*GIVEN INSTRUCTION*
Take each line containing "Александр" and report it exactly as written.

Dataset entries

▬▬▬▬▬▬▬▬▬▬

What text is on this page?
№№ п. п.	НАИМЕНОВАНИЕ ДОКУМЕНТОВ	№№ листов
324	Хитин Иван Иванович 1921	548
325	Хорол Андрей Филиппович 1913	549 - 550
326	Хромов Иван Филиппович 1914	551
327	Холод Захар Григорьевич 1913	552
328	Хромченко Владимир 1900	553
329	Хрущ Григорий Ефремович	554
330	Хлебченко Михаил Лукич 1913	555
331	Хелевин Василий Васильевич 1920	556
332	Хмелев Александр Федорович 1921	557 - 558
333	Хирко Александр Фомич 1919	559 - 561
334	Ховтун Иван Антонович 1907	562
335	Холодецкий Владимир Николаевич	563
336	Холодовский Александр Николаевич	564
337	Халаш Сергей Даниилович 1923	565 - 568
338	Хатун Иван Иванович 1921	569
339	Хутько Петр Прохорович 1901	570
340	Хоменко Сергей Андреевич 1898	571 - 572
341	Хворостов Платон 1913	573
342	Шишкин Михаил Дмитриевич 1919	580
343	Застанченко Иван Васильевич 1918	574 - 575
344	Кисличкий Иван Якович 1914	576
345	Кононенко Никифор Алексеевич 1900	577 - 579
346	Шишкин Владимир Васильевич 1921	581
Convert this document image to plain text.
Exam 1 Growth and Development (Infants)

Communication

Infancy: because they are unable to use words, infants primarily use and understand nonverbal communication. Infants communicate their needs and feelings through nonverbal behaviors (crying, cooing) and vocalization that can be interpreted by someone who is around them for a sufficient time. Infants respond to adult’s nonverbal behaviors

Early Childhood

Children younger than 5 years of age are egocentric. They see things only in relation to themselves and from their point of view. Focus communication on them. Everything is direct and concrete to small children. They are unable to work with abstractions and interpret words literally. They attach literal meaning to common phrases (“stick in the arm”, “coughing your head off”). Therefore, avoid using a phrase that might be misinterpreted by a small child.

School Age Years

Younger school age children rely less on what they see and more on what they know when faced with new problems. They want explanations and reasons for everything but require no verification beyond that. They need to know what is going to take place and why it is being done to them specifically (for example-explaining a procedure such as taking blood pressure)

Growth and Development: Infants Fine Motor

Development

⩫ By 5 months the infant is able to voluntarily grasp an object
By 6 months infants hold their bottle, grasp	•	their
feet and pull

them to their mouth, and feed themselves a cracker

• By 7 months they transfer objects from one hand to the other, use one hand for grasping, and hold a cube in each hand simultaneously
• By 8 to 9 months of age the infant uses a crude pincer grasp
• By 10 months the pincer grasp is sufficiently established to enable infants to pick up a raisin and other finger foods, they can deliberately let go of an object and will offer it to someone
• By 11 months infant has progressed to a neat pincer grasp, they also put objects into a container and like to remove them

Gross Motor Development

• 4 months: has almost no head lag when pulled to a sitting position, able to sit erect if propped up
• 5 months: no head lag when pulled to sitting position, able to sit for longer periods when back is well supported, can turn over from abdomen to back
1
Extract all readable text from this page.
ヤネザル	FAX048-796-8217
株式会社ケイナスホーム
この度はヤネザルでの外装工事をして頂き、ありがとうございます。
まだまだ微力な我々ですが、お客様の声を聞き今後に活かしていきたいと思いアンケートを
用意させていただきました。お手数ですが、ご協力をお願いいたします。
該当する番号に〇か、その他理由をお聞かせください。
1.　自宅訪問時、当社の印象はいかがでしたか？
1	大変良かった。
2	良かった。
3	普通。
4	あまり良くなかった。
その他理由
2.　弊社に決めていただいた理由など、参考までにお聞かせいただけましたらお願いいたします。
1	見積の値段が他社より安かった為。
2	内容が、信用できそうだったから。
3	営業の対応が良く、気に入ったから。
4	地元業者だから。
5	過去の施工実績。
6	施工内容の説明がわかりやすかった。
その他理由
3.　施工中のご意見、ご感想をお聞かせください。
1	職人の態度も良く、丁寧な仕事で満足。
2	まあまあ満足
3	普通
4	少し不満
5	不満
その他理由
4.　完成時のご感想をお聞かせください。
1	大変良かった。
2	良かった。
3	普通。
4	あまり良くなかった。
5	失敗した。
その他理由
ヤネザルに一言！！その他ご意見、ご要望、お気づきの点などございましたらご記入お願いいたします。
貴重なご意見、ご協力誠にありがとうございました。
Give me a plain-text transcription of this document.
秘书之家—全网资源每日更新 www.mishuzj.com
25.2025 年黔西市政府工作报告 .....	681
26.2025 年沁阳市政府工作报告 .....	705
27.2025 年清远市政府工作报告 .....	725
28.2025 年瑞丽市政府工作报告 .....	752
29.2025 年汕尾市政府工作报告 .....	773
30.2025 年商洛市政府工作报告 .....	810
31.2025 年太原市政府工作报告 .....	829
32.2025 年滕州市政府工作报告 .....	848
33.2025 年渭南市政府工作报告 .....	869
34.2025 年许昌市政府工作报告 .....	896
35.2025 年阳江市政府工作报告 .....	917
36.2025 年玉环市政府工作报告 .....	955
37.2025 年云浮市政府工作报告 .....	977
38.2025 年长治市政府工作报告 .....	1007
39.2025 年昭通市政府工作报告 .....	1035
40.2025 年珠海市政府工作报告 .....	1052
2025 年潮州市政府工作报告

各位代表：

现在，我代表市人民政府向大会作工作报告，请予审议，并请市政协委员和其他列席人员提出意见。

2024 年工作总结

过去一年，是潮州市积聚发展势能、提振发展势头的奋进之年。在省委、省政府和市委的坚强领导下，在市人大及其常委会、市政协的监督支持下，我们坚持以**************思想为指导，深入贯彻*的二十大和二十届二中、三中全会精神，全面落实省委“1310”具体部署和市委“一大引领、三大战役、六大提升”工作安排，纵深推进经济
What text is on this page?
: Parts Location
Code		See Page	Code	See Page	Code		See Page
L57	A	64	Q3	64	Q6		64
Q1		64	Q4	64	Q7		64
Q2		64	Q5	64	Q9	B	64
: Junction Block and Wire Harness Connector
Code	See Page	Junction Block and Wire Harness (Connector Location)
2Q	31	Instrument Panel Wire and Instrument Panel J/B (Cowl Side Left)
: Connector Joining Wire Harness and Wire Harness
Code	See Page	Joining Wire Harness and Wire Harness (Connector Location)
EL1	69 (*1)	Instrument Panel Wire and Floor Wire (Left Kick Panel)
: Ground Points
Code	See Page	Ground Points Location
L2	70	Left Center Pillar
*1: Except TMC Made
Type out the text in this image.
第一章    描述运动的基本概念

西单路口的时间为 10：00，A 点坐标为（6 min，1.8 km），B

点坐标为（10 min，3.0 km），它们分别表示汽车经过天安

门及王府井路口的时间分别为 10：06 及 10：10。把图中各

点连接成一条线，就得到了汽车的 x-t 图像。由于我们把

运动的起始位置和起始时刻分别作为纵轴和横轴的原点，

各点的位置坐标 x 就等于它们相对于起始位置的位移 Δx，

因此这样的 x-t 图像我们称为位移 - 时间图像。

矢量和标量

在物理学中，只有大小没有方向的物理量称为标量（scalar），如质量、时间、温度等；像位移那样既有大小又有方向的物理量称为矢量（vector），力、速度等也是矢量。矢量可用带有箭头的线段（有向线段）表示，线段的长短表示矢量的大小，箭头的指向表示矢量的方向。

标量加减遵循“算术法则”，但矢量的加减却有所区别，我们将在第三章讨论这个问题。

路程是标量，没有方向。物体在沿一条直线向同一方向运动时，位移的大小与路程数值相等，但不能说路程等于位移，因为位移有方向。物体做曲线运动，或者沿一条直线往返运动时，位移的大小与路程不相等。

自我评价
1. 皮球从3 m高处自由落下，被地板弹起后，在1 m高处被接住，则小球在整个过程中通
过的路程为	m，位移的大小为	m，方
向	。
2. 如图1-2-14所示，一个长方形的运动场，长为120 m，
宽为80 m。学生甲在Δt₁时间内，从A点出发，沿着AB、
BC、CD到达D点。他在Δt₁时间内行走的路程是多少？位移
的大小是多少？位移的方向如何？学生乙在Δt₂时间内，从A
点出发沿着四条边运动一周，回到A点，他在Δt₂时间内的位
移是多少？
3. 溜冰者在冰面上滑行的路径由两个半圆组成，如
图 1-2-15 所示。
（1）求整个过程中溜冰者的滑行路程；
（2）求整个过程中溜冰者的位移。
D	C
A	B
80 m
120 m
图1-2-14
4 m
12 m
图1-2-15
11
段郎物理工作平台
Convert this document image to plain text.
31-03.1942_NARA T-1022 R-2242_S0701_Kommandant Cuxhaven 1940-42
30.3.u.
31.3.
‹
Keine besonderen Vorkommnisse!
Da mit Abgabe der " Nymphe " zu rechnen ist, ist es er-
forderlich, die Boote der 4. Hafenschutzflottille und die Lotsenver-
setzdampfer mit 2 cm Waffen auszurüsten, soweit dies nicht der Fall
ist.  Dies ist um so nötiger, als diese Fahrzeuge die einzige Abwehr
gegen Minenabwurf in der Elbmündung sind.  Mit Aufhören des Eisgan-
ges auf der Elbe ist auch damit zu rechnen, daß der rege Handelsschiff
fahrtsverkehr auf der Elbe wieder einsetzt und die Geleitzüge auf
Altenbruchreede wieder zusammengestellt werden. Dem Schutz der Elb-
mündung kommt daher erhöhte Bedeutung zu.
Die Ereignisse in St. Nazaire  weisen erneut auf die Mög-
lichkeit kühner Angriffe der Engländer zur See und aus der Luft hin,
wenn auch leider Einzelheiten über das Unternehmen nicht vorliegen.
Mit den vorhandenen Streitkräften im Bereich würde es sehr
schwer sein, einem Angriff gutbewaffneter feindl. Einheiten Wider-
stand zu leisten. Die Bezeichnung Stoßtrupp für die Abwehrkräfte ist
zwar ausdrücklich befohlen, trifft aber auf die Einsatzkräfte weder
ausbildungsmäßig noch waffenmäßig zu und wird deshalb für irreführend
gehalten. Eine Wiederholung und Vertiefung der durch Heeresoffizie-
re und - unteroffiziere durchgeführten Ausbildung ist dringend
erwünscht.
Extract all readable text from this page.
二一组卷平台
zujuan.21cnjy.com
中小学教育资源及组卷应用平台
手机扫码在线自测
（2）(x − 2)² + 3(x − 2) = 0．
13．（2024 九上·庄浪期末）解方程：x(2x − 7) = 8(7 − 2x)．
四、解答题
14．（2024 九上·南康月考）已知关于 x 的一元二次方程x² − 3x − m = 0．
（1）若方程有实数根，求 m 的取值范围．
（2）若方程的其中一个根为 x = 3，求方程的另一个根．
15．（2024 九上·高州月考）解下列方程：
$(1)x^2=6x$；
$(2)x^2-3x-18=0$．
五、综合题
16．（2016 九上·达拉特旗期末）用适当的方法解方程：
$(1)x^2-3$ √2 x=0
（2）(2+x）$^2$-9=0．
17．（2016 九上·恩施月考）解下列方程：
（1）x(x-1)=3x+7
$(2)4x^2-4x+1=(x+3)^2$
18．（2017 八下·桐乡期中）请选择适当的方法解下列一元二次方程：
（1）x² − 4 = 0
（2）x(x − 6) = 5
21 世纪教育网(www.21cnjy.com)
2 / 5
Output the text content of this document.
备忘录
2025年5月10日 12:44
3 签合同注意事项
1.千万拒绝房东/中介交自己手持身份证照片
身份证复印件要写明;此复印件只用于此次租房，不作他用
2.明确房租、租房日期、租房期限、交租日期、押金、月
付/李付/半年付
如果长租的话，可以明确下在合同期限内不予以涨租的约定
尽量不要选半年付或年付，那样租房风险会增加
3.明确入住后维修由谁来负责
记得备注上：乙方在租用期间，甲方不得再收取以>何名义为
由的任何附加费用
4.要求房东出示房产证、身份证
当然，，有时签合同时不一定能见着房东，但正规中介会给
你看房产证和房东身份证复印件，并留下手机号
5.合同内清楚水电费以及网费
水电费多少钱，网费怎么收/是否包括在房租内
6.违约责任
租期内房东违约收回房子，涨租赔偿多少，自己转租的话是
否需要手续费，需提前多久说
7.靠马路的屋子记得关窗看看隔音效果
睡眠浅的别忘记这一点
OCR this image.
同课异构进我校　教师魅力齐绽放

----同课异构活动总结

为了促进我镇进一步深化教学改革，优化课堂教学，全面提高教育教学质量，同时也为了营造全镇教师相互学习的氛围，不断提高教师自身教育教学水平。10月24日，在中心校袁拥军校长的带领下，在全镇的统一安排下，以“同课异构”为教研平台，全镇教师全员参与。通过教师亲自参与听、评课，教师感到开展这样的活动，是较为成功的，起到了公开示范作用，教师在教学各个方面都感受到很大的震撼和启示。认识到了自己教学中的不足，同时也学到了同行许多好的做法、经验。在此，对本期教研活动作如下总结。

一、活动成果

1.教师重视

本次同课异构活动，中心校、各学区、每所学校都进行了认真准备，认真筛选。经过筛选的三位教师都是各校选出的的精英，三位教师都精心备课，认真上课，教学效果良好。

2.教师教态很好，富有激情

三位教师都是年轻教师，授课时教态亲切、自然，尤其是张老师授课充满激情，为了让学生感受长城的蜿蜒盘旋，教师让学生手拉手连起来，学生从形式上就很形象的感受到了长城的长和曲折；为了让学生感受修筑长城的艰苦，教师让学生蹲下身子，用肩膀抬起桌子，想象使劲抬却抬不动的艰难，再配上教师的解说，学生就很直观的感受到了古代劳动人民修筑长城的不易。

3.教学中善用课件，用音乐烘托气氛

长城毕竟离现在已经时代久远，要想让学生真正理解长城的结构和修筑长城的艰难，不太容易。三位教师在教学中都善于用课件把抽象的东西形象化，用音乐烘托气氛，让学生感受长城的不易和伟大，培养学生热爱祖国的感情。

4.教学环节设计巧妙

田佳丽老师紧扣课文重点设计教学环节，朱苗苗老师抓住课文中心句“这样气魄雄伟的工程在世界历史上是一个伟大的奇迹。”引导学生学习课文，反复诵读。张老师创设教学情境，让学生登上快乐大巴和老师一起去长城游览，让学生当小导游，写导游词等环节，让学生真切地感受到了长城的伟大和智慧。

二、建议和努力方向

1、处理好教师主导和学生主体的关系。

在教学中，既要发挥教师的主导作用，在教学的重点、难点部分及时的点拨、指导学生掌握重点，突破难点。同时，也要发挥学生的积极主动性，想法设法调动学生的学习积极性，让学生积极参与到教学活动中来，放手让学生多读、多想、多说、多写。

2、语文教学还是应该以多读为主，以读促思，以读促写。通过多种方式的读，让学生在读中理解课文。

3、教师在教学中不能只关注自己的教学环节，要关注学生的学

▬▬▬▬▬▬▬▬▬▬

*RESPONSE*
332	Хмелев Александр Федорович 1921	557 - 558
333	Хирко Александр Фомич 1919	559 - 561
336	Холодовский Александр Николаевич	564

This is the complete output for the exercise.